## Short exercise
Work out how many lines of the material below mention the word "text"; reply with the number only.
⁂
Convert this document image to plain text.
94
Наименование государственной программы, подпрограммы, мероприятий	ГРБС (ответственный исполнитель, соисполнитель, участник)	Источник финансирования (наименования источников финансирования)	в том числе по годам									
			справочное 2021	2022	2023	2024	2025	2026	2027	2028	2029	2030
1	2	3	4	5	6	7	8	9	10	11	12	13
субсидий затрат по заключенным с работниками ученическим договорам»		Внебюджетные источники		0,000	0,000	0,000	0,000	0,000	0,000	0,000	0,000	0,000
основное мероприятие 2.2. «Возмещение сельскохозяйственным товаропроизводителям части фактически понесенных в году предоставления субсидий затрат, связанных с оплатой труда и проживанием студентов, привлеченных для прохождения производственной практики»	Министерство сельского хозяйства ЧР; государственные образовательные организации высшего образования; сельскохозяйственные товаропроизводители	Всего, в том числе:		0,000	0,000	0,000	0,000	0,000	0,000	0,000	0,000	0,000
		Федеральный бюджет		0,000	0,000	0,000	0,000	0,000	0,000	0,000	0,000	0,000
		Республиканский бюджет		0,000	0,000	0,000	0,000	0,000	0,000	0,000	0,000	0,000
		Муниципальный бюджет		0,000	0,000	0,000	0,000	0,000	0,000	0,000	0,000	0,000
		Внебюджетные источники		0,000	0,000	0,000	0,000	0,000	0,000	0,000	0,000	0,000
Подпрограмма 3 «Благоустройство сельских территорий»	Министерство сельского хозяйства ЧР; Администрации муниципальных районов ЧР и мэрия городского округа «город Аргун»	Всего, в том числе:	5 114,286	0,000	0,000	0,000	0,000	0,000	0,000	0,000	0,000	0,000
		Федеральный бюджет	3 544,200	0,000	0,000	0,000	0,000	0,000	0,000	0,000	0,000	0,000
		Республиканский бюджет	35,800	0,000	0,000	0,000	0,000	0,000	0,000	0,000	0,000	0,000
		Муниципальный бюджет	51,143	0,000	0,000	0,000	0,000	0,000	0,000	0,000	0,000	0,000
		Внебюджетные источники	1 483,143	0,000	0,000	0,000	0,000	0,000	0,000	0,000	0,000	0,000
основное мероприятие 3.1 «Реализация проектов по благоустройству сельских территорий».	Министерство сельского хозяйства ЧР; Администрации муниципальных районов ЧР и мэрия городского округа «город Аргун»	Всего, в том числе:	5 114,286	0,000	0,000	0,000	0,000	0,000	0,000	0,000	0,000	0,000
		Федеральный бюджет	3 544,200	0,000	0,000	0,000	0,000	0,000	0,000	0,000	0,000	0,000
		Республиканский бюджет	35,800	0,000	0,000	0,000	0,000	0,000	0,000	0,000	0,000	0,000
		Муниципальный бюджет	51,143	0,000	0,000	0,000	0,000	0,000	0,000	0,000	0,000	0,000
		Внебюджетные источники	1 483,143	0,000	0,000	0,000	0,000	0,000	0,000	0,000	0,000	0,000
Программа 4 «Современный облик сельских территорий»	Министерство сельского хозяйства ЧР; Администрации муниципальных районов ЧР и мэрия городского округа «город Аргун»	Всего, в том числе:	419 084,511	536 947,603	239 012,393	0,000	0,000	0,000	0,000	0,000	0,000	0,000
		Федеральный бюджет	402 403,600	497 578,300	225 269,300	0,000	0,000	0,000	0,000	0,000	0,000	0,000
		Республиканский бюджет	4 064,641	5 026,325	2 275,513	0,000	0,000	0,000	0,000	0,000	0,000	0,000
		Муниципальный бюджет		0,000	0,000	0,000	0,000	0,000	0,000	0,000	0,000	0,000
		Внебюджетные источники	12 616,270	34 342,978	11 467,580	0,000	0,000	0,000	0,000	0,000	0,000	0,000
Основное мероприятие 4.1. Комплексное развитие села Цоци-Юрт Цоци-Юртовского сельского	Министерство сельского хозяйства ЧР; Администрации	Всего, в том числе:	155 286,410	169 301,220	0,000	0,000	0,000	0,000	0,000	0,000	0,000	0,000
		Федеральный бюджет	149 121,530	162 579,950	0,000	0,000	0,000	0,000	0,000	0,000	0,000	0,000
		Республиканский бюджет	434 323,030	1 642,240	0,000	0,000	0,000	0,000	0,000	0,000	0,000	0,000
⁂
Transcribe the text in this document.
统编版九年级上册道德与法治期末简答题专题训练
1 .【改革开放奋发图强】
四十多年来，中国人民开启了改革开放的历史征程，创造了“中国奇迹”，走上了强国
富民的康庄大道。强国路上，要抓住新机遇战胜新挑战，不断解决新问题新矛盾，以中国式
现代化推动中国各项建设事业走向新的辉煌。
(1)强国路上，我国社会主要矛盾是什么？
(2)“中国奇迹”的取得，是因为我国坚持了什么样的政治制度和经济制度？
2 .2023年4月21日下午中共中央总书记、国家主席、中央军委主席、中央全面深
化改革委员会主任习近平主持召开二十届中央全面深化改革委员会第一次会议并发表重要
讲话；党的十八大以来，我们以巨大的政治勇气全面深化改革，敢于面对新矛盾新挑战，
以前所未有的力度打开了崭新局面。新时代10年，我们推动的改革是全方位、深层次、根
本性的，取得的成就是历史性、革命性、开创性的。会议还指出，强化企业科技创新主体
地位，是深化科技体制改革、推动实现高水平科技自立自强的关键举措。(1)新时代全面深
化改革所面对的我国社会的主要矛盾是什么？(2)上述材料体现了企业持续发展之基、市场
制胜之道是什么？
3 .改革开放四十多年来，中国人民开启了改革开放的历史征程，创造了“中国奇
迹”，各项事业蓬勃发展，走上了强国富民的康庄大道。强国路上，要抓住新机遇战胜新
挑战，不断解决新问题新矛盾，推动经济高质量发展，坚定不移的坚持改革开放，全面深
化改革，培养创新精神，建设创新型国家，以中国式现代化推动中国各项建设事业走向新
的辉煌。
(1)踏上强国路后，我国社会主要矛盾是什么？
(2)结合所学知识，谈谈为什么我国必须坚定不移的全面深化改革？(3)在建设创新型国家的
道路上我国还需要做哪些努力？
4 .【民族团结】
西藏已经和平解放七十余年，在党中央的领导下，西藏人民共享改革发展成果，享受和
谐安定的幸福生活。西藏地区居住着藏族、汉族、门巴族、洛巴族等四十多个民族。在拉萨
⁂
## Answer to the exercise
2